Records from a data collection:
+++
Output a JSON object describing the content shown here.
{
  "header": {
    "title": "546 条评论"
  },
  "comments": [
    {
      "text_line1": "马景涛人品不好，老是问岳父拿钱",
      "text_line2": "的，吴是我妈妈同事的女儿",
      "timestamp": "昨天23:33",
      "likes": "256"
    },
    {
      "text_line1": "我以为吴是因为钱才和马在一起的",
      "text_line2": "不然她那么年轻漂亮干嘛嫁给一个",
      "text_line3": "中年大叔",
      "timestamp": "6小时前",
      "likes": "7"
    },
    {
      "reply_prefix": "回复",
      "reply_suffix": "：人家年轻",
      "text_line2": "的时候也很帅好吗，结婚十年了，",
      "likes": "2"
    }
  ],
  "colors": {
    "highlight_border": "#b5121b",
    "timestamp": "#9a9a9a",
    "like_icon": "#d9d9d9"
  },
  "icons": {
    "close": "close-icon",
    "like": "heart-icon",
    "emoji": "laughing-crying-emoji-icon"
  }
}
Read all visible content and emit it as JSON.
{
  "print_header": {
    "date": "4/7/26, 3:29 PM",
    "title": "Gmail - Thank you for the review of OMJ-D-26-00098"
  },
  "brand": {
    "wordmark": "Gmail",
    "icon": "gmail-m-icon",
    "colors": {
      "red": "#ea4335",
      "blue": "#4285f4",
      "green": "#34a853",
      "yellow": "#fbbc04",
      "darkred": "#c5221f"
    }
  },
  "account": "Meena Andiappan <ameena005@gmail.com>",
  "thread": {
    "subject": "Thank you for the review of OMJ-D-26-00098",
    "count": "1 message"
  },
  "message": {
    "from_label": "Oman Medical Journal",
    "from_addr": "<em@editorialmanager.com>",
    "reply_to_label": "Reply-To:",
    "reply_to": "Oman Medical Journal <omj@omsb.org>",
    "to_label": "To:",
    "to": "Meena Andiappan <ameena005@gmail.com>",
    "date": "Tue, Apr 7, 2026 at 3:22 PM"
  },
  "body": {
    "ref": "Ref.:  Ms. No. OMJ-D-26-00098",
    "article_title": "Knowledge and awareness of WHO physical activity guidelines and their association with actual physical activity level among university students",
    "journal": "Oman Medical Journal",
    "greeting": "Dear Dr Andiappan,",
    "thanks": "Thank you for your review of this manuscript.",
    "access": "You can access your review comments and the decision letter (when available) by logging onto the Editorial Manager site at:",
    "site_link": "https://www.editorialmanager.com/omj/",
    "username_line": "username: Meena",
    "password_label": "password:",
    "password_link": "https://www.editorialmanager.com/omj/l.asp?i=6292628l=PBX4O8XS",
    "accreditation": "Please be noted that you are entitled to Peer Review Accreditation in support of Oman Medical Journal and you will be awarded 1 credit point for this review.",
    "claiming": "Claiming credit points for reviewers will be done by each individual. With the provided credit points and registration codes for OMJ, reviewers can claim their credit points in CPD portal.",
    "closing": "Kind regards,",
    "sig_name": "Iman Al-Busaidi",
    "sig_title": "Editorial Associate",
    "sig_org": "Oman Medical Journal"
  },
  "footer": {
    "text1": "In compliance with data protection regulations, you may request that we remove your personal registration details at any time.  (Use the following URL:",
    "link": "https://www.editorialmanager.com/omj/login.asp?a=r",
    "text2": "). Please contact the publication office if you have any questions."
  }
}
+++
Your task is to output the full set of records exactly as presented.

Output a JSON object describing the content shown here.
{
  "header": {
    "title": "546 条评论"
  },
  "comments": [
    {
      "text_line1": "马景涛人品不好，老是问岳父拿钱",
      "text_line2": "的，吴是我妈妈同事的女儿",
      "timestamp": "昨天23:33",
      "likes": "256"
    },
    {
      "text_line1": "我以为吴是因为钱才和马在一起的",
      "text_line2": "不然她那么年轻漂亮干嘛嫁给一个",
      "text_line3": "中年大叔",
      "timestamp": "6小时前",
      "likes": "7"
    },
    {
      "reply_prefix": "回复",
      "reply_suffix": "：人家年轻",
      "text_line2": "的时候也很帅好吗，结婚十年了，",
      "likes": "2"
    }
  ],
  "colors": {
    "highlight_border": "#b5121b",
    "timestamp": "#9a9a9a",
    "like_icon": "#d9d9d9"
  },
  "icons": {
    "close": "close-icon",
    "like": "heart-icon",
    "emoji": "laughing-crying-emoji-icon"
  }
}
Read all visible content and emit it as JSON.
{
  "print_header": {
    "date": "4/7/26, 3:29 PM",
    "title": "Gmail - Thank you for the review of OMJ-D-26-00098"
  },
  "brand": {
    "wordmark": "Gmail",
    "icon": "gmail-m-icon",
    "colors": {
      "red": "#ea4335",
      "blue": "#4285f4",
      "green": "#34a853",
      "yellow": "#fbbc04",
      "darkred": "#c5221f"
    }
  },
  "account": "Meena Andiappan <ameena005@gmail.com>",
  "thread": {
    "subject": "Thank you for the review of OMJ-D-26-00098",
    "count": "1 message"
  },
  "message": {
    "from_label": "Oman Medical Journal",
    "from_addr": "<em@editorialmanager.com>",
    "reply_to_label": "Reply-To:",
    "reply_to": "Oman Medical Journal <omj@omsb.org>",
    "to_label": "To:",
    "to": "Meena Andiappan <ameena005@gmail.com>",
    "date": "Tue, Apr 7, 2026 at 3:22 PM"
  },
  "body": {
    "ref": "Ref.:  Ms. No. OMJ-D-26-00098",
    "article_title": "Knowledge and awareness of WHO physical activity guidelines and their association with actual physical activity level among university students",
    "journal": "Oman Medical Journal",
    "greeting": "Dear Dr Andiappan,",
    "thanks": "Thank you for your review of this manuscript.",
    "access": "You can access your review comments and the decision letter (when available) by logging onto the Editorial Manager site at:",
    "site_link": "https://www.editorialmanager.com/omj/",
    "username_line": "username: Meena",
    "password_label": "password:",
    "password_link": "https://www.editorialmanager.com/omj/l.asp?i=6292628l=PBX4O8XS",
    "accreditation": "Please be noted that you are entitled to Peer Review Accreditation in support of Oman Medical Journal and you will be awarded 1 credit point for this review.",
    "claiming": "Claiming credit points for reviewers will be done by each individual. With the provided credit points and registration codes for OMJ, reviewers can claim their credit points in CPD portal.",
    "closing": "Kind regards,",
    "sig_name": "Iman Al-Busaidi",
    "sig_title": "Editorial Associate",
    "sig_org": "Oman Medical Journal"
  },
  "footer": {
    "text1": "In compliance with data protection regulations, you may request that we remove your personal registration details at any time.  (Use the following URL:",
    "link": "https://www.editorialmanager.com/omj/login.asp?a=r",
    "text2": "). Please contact the publication office if you have any questions."
  }
}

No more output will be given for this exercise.